(Data records)
########
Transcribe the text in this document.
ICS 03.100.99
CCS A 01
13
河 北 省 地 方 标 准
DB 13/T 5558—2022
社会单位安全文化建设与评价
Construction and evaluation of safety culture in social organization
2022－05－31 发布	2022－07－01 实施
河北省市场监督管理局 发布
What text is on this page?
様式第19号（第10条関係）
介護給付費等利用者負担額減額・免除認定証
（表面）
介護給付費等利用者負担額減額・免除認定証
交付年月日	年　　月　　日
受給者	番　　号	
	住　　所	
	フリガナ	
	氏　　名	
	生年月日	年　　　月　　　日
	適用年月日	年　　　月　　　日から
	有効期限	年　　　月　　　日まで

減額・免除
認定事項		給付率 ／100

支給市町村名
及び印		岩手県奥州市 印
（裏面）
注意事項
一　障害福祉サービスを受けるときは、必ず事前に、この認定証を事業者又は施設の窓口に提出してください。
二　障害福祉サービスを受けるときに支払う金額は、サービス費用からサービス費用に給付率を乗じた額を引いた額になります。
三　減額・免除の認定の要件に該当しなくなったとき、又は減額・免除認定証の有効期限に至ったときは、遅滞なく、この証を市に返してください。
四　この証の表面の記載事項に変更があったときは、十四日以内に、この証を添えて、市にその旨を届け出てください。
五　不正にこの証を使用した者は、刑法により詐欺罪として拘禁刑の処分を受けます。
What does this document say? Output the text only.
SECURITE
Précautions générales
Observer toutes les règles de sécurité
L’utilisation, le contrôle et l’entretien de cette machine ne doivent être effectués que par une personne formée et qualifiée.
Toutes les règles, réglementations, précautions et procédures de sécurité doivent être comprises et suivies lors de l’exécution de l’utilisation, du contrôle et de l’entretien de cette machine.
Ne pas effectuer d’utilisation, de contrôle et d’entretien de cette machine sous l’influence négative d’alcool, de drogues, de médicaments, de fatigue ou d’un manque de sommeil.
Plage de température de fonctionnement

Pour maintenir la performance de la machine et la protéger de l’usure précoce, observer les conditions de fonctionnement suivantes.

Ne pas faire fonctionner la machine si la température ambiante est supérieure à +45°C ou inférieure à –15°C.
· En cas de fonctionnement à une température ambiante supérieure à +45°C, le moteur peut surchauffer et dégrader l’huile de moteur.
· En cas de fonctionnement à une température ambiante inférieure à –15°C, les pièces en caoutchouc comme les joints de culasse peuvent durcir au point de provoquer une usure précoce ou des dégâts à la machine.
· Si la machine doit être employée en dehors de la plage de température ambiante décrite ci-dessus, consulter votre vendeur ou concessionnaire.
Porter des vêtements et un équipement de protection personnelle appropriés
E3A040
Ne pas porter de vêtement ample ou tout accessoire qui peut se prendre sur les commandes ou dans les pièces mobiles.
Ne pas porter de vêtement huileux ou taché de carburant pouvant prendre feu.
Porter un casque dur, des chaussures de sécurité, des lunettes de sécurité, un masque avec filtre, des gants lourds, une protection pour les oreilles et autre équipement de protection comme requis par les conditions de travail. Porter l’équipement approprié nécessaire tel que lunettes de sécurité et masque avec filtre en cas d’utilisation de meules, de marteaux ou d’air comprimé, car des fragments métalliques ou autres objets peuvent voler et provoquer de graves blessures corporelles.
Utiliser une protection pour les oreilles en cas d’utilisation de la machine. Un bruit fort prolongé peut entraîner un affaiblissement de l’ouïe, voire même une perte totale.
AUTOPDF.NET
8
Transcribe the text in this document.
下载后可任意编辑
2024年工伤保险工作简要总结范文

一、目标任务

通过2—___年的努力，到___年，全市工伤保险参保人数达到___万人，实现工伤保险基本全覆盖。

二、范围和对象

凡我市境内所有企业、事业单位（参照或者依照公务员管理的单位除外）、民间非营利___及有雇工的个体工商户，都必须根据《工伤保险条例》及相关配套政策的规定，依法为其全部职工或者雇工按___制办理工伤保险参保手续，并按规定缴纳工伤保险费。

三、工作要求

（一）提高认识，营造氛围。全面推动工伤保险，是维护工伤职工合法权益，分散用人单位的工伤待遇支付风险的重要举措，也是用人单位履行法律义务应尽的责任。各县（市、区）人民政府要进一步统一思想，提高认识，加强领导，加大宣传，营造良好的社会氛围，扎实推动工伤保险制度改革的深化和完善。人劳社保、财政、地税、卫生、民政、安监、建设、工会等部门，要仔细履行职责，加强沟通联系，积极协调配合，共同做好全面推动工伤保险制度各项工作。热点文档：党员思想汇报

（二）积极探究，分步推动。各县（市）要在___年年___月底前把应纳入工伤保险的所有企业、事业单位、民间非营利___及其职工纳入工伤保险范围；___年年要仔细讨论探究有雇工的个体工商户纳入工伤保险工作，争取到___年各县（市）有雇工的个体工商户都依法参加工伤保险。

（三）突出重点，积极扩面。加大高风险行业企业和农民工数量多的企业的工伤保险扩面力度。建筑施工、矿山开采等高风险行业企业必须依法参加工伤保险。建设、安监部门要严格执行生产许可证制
########
**PROBLEM TO WORK ON**: Quote all of the entries verbatim.

**TASK SOLUTION**:
Transcribe the text in this document.
ICS 03.100.99
CCS A 01
13
河 北 省 地 方 标 准
DB 13/T 5558—2022
社会单位安全文化建设与评价
Construction and evaluation of safety culture in social organization
2022－05－31 发布	2022－07－01 实施
河北省市场监督管理局 发布
What text is on this page?
様式第19号（第10条関係）
介護給付費等利用者負担額減額・免除認定証
（表面）
介護給付費等利用者負担額減額・免除認定証
交付年月日	年　　月　　日
受給者	番　　号	
	住　　所	
	フリガナ	
	氏　　名	
	生年月日	年　　　月　　　日
	適用年月日	年　　　月　　　日から
	有効期限	年　　　月　　　日まで

減額・免除
認定事項		給付率 ／100

支給市町村名
及び印		岩手県奥州市 印
（裏面）
注意事項
一　障害福祉サービスを受けるときは、必ず事前に、この認定証を事業者又は施設の窓口に提出してください。
二　障害福祉サービスを受けるときに支払う金額は、サービス費用からサービス費用に給付率を乗じた額を引いた額になります。
三　減額・免除の認定の要件に該当しなくなったとき、又は減額・免除認定証の有効期限に至ったときは、遅滞なく、この証を市に返してください。
四　この証の表面の記載事項に変更があったときは、十四日以内に、この証を添えて、市にその旨を届け出てください。
五　不正にこの証を使用した者は、刑法により詐欺罪として拘禁刑の処分を受けます。
What does this document say? Output the text only.
SECURITE
Précautions générales
Observer toutes les règles de sécurité
L’utilisation, le contrôle et l’entretien de cette machine ne doivent être effectués que par une personne formée et qualifiée.
Toutes les règles, réglementations, précautions et procédures de sécurité doivent être comprises et suivies lors de l’exécution de l’utilisation, du contrôle et de l’entretien de cette machine.
Ne pas effectuer d’utilisation, de contrôle et d’entretien de cette machine sous l’influence négative d’alcool, de drogues, de médicaments, de fatigue ou d’un manque de sommeil.
Plage de température de fonctionnement

Pour maintenir la performance de la machine et la protéger de l’usure précoce, observer les conditions de fonctionnement suivantes.

Ne pas faire fonctionner la machine si la température ambiante est supérieure à +45°C ou inférieure à –15°C.
· En cas de fonctionnement à une température ambiante supérieure à +45°C, le moteur peut surchauffer et dégrader l’huile de moteur.
· En cas de fonctionnement à une température ambiante inférieure à –15°C, les pièces en caoutchouc comme les joints de culasse peuvent durcir au point de provoquer une usure précoce ou des dégâts à la machine.
· Si la machine doit être employée en dehors de la plage de température ambiante décrite ci-dessus, consulter votre vendeur ou concessionnaire.
Porter des vêtements et un équipement de protection personnelle appropriés
E3A040
Ne pas porter de vêtement ample ou tout accessoire qui peut se prendre sur les commandes ou dans les pièces mobiles.
Ne pas porter de vêtement huileux ou taché de carburant pouvant prendre feu.
Porter un casque dur, des chaussures de sécurité, des lunettes de sécurité, un masque avec filtre, des gants lourds, une protection pour les oreilles et autre équipement de protection comme requis par les conditions de travail. Porter l’équipement approprié nécessaire tel que lunettes de sécurité et masque avec filtre en cas d’utilisation de meules, de marteaux ou d’air comprimé, car des fragments métalliques ou autres objets peuvent voler et provoquer de graves blessures corporelles.
Utiliser une protection pour les oreilles en cas d’utilisation de la machine. Un bruit fort prolongé peut entraîner un affaiblissement de l’ouïe, voire même une perte totale.
AUTOPDF.NET
8
Transcribe the text in this document.
下载后可任意编辑
2024年工伤保险工作简要总结范文

一、目标任务

通过2—___年的努力，到___年，全市工伤保险参保人数达到___万人，实现工伤保险基本全覆盖。

二、范围和对象

凡我市境内所有企业、事业单位（参照或者依照公务员管理的单位除外）、民间非营利___及有雇工的个体工商户，都必须根据《工伤保险条例》及相关配套政策的规定，依法为其全部职工或者雇工按___制办理工伤保险参保手续，并按规定缴纳工伤保险费。

三、工作要求

（一）提高认识，营造氛围。全面推动工伤保险，是维护工伤职工合法权益，分散用人单位的工伤待遇支付风险的重要举措，也是用人单位履行法律义务应尽的责任。各县（市、区）人民政府要进一步统一思想，提高认识，加强领导，加大宣传，营造良好的社会氛围，扎实推动工伤保险制度改革的深化和完善。人劳社保、财政、地税、卫生、民政、安监、建设、工会等部门，要仔细履行职责，加强沟通联系，积极协调配合，共同做好全面推动工伤保险制度各项工作。热点文档：党员思想汇报

（二）积极探究，分步推动。各县（市）要在___年年___月底前把应纳入工伤保险的所有企业、事业单位、民间非营利___及其职工纳入工伤保险范围；___年年要仔细讨论探究有雇工的个体工商户纳入工伤保险工作，争取到___年各县（市）有雇工的个体工商户都依法参加工伤保险。

（三）突出重点，积极扩面。加大高风险行业企业和农民工数量多的企业的工伤保险扩面力度。建筑施工、矿山开采等高风险行业企业必须依法参加工伤保险。建设、安监部门要严格执行生产许可证制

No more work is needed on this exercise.